── Data for this exercise

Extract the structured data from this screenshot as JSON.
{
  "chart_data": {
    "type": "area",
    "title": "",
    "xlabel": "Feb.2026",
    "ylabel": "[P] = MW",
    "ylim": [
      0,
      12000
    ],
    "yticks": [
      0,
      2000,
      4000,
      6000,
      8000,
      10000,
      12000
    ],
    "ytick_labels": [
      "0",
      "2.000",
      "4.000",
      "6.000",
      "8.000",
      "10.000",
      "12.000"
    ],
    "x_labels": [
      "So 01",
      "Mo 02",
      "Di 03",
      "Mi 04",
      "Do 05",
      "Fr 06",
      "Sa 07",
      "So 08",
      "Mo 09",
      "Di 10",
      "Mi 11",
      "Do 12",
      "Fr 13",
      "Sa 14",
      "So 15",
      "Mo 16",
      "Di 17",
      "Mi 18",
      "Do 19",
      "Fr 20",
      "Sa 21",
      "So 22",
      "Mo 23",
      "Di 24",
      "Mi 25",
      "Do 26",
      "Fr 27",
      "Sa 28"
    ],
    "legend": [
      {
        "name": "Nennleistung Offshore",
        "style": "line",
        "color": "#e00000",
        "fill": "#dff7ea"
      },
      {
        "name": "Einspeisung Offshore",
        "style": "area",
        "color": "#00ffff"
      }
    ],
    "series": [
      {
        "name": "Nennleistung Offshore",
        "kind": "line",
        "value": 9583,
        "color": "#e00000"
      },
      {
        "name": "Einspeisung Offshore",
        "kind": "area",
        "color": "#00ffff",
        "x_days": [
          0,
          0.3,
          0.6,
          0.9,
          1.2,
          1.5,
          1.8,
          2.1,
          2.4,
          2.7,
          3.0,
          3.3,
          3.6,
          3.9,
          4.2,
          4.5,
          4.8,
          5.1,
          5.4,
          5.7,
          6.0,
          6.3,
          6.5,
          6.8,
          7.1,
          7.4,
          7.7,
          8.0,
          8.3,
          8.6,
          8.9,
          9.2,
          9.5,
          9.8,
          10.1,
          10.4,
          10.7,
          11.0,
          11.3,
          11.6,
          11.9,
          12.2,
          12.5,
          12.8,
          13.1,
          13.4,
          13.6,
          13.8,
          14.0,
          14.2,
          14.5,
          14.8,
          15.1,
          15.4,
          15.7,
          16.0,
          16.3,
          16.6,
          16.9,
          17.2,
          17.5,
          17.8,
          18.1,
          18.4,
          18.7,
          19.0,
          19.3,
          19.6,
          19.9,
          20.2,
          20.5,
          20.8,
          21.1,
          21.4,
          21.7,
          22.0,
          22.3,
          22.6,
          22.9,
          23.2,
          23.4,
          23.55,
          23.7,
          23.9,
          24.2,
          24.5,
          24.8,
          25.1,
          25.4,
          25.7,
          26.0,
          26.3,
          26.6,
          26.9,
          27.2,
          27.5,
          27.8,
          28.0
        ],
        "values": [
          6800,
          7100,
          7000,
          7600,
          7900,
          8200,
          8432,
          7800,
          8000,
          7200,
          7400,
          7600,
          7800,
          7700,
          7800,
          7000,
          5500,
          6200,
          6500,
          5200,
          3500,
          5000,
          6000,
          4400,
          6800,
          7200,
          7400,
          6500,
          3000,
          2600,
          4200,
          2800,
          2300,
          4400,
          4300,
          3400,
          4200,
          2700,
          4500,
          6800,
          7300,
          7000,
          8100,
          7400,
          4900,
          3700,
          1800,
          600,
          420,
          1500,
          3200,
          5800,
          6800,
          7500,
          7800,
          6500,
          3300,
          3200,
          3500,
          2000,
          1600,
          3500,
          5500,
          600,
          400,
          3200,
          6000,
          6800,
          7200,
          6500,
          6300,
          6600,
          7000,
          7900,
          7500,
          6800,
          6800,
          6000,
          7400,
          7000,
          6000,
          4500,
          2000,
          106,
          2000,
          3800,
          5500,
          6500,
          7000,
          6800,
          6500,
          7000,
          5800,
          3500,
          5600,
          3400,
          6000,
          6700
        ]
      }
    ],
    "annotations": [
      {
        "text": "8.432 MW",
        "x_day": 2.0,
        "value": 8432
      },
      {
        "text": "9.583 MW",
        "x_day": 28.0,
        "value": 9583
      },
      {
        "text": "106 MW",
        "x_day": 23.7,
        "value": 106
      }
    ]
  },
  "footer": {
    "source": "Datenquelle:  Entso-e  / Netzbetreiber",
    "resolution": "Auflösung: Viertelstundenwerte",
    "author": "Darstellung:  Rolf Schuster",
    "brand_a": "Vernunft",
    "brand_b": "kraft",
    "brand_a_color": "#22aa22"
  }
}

────

● **What the exercise asks**: All of the data must be returned exactly.

● **The result**:
Extract the structured data from this screenshot as JSON.
{
  "chart_data": {
    "type": "area",
    "title": "",
    "xlabel": "Feb.2026",
    "ylabel": "[P] = MW",
    "ylim": [
      0,
      12000
    ],
    "yticks": [
      0,
      2000,
      4000,
      6000,
      8000,
      10000,
      12000
    ],
    "ytick_labels": [
      "0",
      "2.000",
      "4.000",
      "6.000",
      "8.000",
      "10.000",
      "12.000"
    ],
    "x_labels": [
      "So 01",
      "Mo 02",
      "Di 03",
      "Mi 04",
      "Do 05",
      "Fr 06",
      "Sa 07",
      "So 08",
      "Mo 09",
      "Di 10",
      "Mi 11",
      "Do 12",
      "Fr 13",
      "Sa 14",
      "So 15",
      "Mo 16",
      "Di 17",
      "Mi 18",
      "Do 19",
      "Fr 20",
      "Sa 21",
      "So 22",
      "Mo 23",
      "Di 24",
      "Mi 25",
      "Do 26",
      "Fr 27",
      "Sa 28"
    ],
    "legend": [
      {
        "name": "Nennleistung Offshore",
        "style": "line",
        "color": "#e00000",
        "fill": "#dff7ea"
      },
      {
        "name": "Einspeisung Offshore",
        "style": "area",
        "color": "#00ffff"
      }
    ],
    "series": [
      {
        "name": "Nennleistung Offshore",
        "kind": "line",
        "value": 9583,
        "color": "#e00000"
      },
      {
        "name": "Einspeisung Offshore",
        "kind": "area",
        "color": "#00ffff",
        "x_days": [
          0,
          0.3,
          0.6,
          0.9,
          1.2,
          1.5,
          1.8,
          2.1,
          2.4,
          2.7,
          3.0,
          3.3,
          3.6,
          3.9,
          4.2,
          4.5,
          4.8,
          5.1,
          5.4,
          5.7,
          6.0,
          6.3,
          6.5,
          6.8,
          7.1,
          7.4,
          7.7,
          8.0,
          8.3,
          8.6,
          8.9,
          9.2,
          9.5,
          9.8,
          10.1,
          10.4,
          10.7,
          11.0,
          11.3,
          11.6,
          11.9,
          12.2,
          12.5,
          12.8,
          13.1,
          13.4,
          13.6,
          13.8,
          14.0,
          14.2,
          14.5,
          14.8,
          15.1,
          15.4,
          15.7,
          16.0,
          16.3,
          16.6,
          16.9,
          17.2,
          17.5,
          17.8,
          18.1,
          18.4,
          18.7,
          19.0,
          19.3,
          19.6,
          19.9,
          20.2,
          20.5,
          20.8,
          21.1,
          21.4,
          21.7,
          22.0,
          22.3,
          22.6,
          22.9,
          23.2,
          23.4,
          23.55,
          23.7,
          23.9,
          24.2,
          24.5,
          24.8,
          25.1,
          25.4,
          25.7,
          26.0,
          26.3,
          26.6,
          26.9,
          27.2,
          27.5,
          27.8,
          28.0
        ],
        "values": [
          6800,
          7100,
          7000,
          7600,
          7900,
          8200,
          8432,
          7800,
          8000,
          7200,
          7400,
          7600,
          7800,
          7700,
          7800,
          7000,
          5500,
          6200,
          6500,
          5200,
          3500,
          5000,
          6000,
          4400,
          6800,
          7200,
          7400,
          6500,
          3000,
          2600,
          4200,
          2800,
          2300,
          4400,
          4300,
          3400,
          4200,
          2700,
          4500,
          6800,
          7300,
          7000,
          8100,
          7400,
          4900,
          3700,
          1800,
          600,
          420,
          1500,
          3200,
          5800,
          6800,
          7500,
          7800,
          6500,
          3300,
          3200,
          3500,
          2000,
          1600,
          3500,
          5500,
          600,
          400,
          3200,
          6000,
          6800,
          7200,
          6500,
          6300,
          6600,
          7000,
          7900,
          7500,
          6800,
          6800,
          6000,
          7400,
          7000,
          6000,
          4500,
          2000,
          106,
          2000,
          3800,
          5500,
          6500,
          7000,
          6800,
          6500,
          7000,
          5800,
          3500,
          5600,
          3400,
          6000,
          6700
        ]
      }
    ],
    "annotations": [
      {
        "text": "8.432 MW",
        "x_day": 2.0,
        "value": 8432
      },
      {
        "text": "9.583 MW",
        "x_day": 28.0,
        "value": 9583
      },
      {
        "text": "106 MW",
        "x_day": 23.7,
        "value": 106
      }
    ]
  },
  "footer": {
    "source": "Datenquelle:  Entso-e  / Netzbetreiber",
    "resolution": "Auflösung: Viertelstundenwerte",
    "author": "Darstellung:  Rolf Schuster",
    "brand_a": "Vernunft",
    "brand_b": "kraft",
    "brand_a_color": "#22aa22"
  }
}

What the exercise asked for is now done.